* _DATASET CONTENT_
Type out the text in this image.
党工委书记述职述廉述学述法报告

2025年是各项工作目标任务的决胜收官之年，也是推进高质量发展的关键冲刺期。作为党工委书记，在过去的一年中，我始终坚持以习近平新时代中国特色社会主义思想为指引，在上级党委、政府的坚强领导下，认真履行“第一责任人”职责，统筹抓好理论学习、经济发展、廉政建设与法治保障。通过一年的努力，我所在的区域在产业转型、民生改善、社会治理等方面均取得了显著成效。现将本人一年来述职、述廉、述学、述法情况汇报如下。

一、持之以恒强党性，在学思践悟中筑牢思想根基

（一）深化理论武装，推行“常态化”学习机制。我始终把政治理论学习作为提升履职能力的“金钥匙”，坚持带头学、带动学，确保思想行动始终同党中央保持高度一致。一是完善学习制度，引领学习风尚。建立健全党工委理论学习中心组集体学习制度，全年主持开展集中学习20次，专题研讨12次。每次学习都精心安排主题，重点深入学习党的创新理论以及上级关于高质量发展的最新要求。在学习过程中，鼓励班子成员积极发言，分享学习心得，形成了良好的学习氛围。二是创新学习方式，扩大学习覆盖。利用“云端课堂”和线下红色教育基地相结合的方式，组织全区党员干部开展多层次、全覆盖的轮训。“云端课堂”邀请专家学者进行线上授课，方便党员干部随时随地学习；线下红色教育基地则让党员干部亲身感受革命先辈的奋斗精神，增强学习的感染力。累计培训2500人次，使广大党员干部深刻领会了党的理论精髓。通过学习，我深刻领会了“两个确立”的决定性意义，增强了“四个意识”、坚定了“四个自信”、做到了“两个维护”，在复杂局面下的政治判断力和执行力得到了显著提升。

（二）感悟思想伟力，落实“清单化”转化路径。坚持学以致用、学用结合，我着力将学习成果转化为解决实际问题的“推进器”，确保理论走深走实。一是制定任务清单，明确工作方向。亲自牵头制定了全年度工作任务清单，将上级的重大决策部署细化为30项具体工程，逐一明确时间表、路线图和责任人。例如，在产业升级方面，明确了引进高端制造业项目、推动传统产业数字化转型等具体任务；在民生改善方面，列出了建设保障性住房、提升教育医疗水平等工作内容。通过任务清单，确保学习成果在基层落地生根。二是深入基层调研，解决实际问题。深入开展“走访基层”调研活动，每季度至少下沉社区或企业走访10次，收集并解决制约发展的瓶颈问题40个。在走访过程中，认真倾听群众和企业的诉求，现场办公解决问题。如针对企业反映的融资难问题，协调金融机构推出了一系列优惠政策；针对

...

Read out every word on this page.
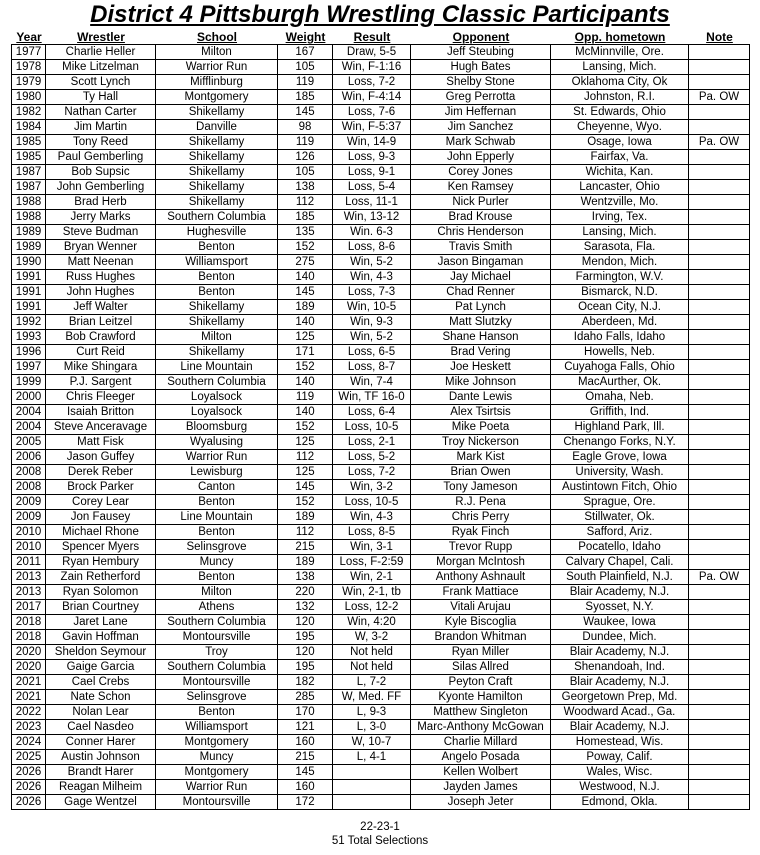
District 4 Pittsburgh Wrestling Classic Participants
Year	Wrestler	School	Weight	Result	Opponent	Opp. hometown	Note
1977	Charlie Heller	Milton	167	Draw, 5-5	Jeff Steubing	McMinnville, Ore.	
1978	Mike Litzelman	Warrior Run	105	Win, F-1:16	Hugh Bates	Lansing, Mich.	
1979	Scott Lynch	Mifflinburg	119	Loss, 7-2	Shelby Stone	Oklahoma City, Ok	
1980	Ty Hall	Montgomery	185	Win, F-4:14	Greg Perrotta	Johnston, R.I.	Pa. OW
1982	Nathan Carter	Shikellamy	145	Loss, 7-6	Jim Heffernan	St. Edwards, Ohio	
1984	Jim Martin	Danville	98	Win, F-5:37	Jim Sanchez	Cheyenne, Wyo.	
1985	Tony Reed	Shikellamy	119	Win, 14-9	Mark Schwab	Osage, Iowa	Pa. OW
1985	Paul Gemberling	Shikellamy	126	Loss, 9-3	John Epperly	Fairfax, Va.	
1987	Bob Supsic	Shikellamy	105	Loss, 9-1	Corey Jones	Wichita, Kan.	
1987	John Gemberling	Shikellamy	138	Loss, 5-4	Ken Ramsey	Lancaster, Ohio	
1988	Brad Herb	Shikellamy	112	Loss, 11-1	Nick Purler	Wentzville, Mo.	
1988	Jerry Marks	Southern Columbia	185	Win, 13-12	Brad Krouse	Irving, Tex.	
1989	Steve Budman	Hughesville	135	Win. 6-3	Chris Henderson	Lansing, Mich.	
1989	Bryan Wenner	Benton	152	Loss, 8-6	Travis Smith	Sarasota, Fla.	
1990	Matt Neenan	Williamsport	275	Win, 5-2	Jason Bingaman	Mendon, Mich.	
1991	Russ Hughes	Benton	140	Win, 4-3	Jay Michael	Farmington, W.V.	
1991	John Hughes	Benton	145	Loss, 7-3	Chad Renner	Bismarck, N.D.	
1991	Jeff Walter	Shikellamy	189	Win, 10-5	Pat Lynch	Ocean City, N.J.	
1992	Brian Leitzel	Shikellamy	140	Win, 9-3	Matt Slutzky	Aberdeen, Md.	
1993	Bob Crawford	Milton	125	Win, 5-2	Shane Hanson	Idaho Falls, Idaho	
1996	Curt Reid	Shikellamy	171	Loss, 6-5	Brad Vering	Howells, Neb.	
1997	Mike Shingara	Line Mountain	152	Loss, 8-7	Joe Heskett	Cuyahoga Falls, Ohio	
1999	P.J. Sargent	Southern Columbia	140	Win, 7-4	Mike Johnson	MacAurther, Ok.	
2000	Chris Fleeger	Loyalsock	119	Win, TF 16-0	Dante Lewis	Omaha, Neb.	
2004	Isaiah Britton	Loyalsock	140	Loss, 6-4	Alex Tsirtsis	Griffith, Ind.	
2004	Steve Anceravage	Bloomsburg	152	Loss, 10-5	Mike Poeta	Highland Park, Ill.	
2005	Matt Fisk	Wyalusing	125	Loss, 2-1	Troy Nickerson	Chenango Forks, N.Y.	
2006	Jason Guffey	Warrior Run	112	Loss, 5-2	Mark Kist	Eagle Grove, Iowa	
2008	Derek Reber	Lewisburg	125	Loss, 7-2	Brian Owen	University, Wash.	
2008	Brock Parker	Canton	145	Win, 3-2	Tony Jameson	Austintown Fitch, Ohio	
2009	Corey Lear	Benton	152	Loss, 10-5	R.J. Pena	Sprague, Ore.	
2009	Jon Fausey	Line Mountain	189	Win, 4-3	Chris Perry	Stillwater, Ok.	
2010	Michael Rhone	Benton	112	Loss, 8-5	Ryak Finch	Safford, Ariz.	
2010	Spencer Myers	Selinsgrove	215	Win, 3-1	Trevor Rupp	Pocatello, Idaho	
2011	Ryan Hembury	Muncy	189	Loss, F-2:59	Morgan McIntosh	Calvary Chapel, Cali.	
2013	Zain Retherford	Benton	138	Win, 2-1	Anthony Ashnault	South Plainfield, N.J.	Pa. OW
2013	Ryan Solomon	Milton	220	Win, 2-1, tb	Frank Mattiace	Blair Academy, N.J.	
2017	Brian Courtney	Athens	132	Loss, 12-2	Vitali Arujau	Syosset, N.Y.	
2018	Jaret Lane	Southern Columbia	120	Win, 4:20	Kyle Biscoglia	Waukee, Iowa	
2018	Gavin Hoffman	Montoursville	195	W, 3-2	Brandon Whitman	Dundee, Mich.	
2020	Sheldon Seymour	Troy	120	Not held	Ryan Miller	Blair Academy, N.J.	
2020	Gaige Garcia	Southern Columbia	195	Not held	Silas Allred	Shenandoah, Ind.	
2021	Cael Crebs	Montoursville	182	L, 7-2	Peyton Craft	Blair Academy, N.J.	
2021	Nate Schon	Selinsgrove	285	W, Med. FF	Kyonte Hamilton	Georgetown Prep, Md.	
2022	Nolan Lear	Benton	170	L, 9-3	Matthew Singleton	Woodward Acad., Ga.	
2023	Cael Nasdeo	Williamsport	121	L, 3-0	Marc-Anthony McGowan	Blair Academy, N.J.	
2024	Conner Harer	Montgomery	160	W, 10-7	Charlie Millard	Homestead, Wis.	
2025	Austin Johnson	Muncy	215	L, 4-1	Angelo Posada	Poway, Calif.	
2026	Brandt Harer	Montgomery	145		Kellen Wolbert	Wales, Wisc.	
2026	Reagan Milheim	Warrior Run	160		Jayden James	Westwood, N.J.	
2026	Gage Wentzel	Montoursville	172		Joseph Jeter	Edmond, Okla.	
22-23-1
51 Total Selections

--

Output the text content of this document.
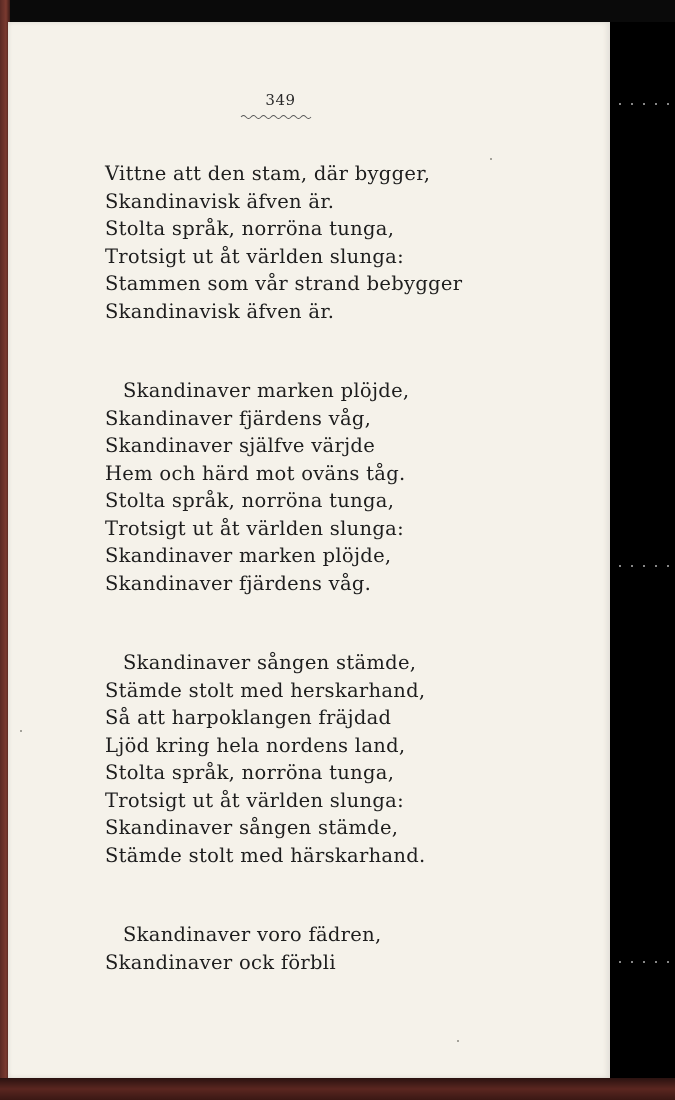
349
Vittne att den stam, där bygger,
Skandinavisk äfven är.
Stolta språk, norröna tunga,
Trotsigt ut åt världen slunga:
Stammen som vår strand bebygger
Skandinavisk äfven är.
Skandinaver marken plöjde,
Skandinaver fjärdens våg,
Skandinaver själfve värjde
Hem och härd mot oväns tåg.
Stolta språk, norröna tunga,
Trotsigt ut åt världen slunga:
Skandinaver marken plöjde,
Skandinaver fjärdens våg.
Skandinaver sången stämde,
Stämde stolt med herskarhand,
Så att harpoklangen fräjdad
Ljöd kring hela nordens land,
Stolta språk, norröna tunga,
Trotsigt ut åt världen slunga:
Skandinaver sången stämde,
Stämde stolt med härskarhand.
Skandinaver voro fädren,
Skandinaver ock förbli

* _TASK DESCRIPTION_
Give nothing but the number of lines containing the string "Ohio".

* _WRITTEN SOLUTION_
4